--- Data to use ---

###

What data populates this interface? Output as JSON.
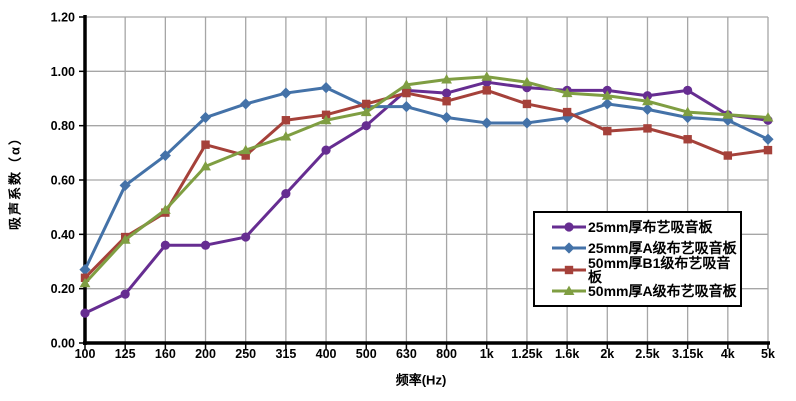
{
  "chart_data": {
    "type": "line",
    "title": "",
    "xlabel": "频率(Hz)",
    "ylabel": "吸声系数（α）",
    "ylim": [
      0,
      1.2
    ],
    "ytick_step": 0.2,
    "ytick_labels": [
      "0.00",
      "0.20",
      "0.40",
      "0.60",
      "0.80",
      "1.00",
      "1.20"
    ],
    "grid": true,
    "legend_position": "inside-right",
    "categories": [
      "100",
      "125",
      "160",
      "200",
      "250",
      "315",
      "400",
      "500",
      "630",
      "800",
      "1k",
      "1.25k",
      "1.6k",
      "2k",
      "2.5k",
      "3.15k",
      "4k",
      "5k"
    ],
    "series": [
      {
        "name": "25mm厚布艺吸音板",
        "marker": "circle",
        "color": "#662D91",
        "values": [
          0.11,
          0.18,
          0.36,
          0.36,
          0.39,
          0.55,
          0.71,
          0.8,
          0.93,
          0.92,
          0.96,
          0.94,
          0.93,
          0.93,
          0.91,
          0.93,
          0.84,
          0.82
        ]
      },
      {
        "name": "25mm厚A级布艺吸音板",
        "marker": "diamond",
        "color": "#4472A8",
        "values": [
          0.27,
          0.58,
          0.69,
          0.83,
          0.88,
          0.92,
          0.94,
          0.87,
          0.87,
          0.83,
          0.81,
          0.81,
          0.83,
          0.88,
          0.86,
          0.83,
          0.82,
          0.75
        ]
      },
      {
        "name": "50mm厚B1级布艺吸音板",
        "marker": "square",
        "color": "#A5413A",
        "values": [
          0.24,
          0.39,
          0.48,
          0.73,
          0.69,
          0.82,
          0.84,
          0.88,
          0.92,
          0.89,
          0.93,
          0.88,
          0.85,
          0.78,
          0.79,
          0.75,
          0.69,
          0.71
        ]
      },
      {
        "name": "50mm厚A级布艺吸音板",
        "marker": "triangle",
        "color": "#7F9E42",
        "values": [
          0.22,
          0.38,
          0.49,
          0.65,
          0.71,
          0.76,
          0.82,
          0.85,
          0.95,
          0.97,
          0.98,
          0.96,
          0.92,
          0.91,
          0.89,
          0.85,
          0.84,
          0.83
        ]
      }
    ]
  },
  "colors": {
    "background": "#FFFFFF",
    "gridline": "#A6A6A6",
    "axis": "#000000",
    "tick_label": "#000000",
    "legend_border": "#000000"
  }
}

###

--- Problem ---
Scan the material above. Copy each line where "name" occurs.

--- Result of the exercise ---
        "name": "25mm厚布艺吸音板",
        "name": "25mm厚A级布艺吸音板",
        "name": "50mm厚B1级布艺吸音板",
        "name": "50mm厚A级布艺吸音板",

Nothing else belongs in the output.